Work required:
Gather the lines from the material that contain "ylabel".

Records for the exercise:
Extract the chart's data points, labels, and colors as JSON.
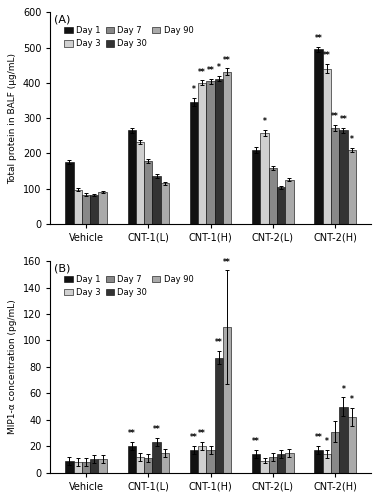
{
  "panel_A": {
    "title": "(A)",
    "ylabel": "Total protein in BALF (μg/mL)",
    "ylim": [
      0,
      600
    ],
    "yticks": [
      0,
      100,
      200,
      300,
      400,
      500,
      600
    ],
    "groups": [
      "Vehicle",
      "CNT-1(L)",
      "CNT-1(H)",
      "CNT-2(L)",
      "CNT-2(H)"
    ],
    "days": [
      "Day 1",
      "Day 3",
      "Day 7",
      "Day 30",
      "Day 90"
    ],
    "colors": [
      "#111111",
      "#d0d0d0",
      "#888888",
      "#333333",
      "#aaaaaa"
    ],
    "values": [
      [
        175,
        97,
        83,
        82,
        90
      ],
      [
        265,
        232,
        178,
        135,
        115
      ],
      [
        345,
        400,
        405,
        412,
        432
      ],
      [
        210,
        258,
        158,
        103,
        125
      ],
      [
        495,
        440,
        272,
        265,
        210
      ]
    ],
    "errors": [
      [
        5,
        4,
        3,
        3,
        4
      ],
      [
        8,
        6,
        5,
        5,
        4
      ],
      [
        12,
        7,
        7,
        8,
        9
      ],
      [
        8,
        9,
        5,
        3,
        5
      ],
      [
        8,
        13,
        9,
        7,
        6
      ]
    ],
    "significance": [
      [
        null,
        null,
        null,
        null,
        null
      ],
      [
        null,
        null,
        null,
        null,
        null
      ],
      [
        "*",
        "**",
        "**",
        "*",
        "**"
      ],
      [
        null,
        "*",
        null,
        null,
        null
      ],
      [
        "**",
        "**",
        "**",
        "**",
        "*"
      ]
    ]
  },
  "panel_B": {
    "title": "(B)",
    "ylabel": "MIP1-α concentration (pg/mL)",
    "ylim": [
      0,
      160
    ],
    "yticks": [
      0,
      20,
      40,
      60,
      80,
      100,
      120,
      140,
      160
    ],
    "groups": [
      "Vehicle",
      "CNT-1(L)",
      "CNT-1(H)",
      "CNT-2(L)",
      "CNT-2(H)"
    ],
    "days": [
      "Day 1",
      "Day 3",
      "Day 7",
      "Day 30",
      "Day 90"
    ],
    "colors": [
      "#111111",
      "#d0d0d0",
      "#888888",
      "#333333",
      "#aaaaaa"
    ],
    "values": [
      [
        9,
        8,
        8,
        10,
        10
      ],
      [
        20,
        12,
        11,
        23,
        15
      ],
      [
        17,
        20,
        17,
        87,
        110
      ],
      [
        14,
        9,
        12,
        14,
        15
      ],
      [
        17,
        14,
        31,
        50,
        42
      ]
    ],
    "errors": [
      [
        3,
        3,
        3,
        3,
        3
      ],
      [
        3,
        3,
        3,
        3,
        3
      ],
      [
        3,
        3,
        3,
        5,
        43
      ],
      [
        3,
        2,
        3,
        3,
        3
      ],
      [
        3,
        3,
        8,
        7,
        7
      ]
    ],
    "significance": [
      [
        null,
        null,
        null,
        null,
        null
      ],
      [
        "**",
        null,
        null,
        "**",
        null
      ],
      [
        "**",
        "**",
        null,
        "**",
        "**"
      ],
      [
        "**",
        null,
        null,
        null,
        null
      ],
      [
        "**",
        "*",
        null,
        "*",
        "*"
      ]
    ]
  }
}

Reply:
    "ylabel": "Total protein in BALF (μg/mL)",
    "ylabel": "MIP1-α concentration (pg/mL)",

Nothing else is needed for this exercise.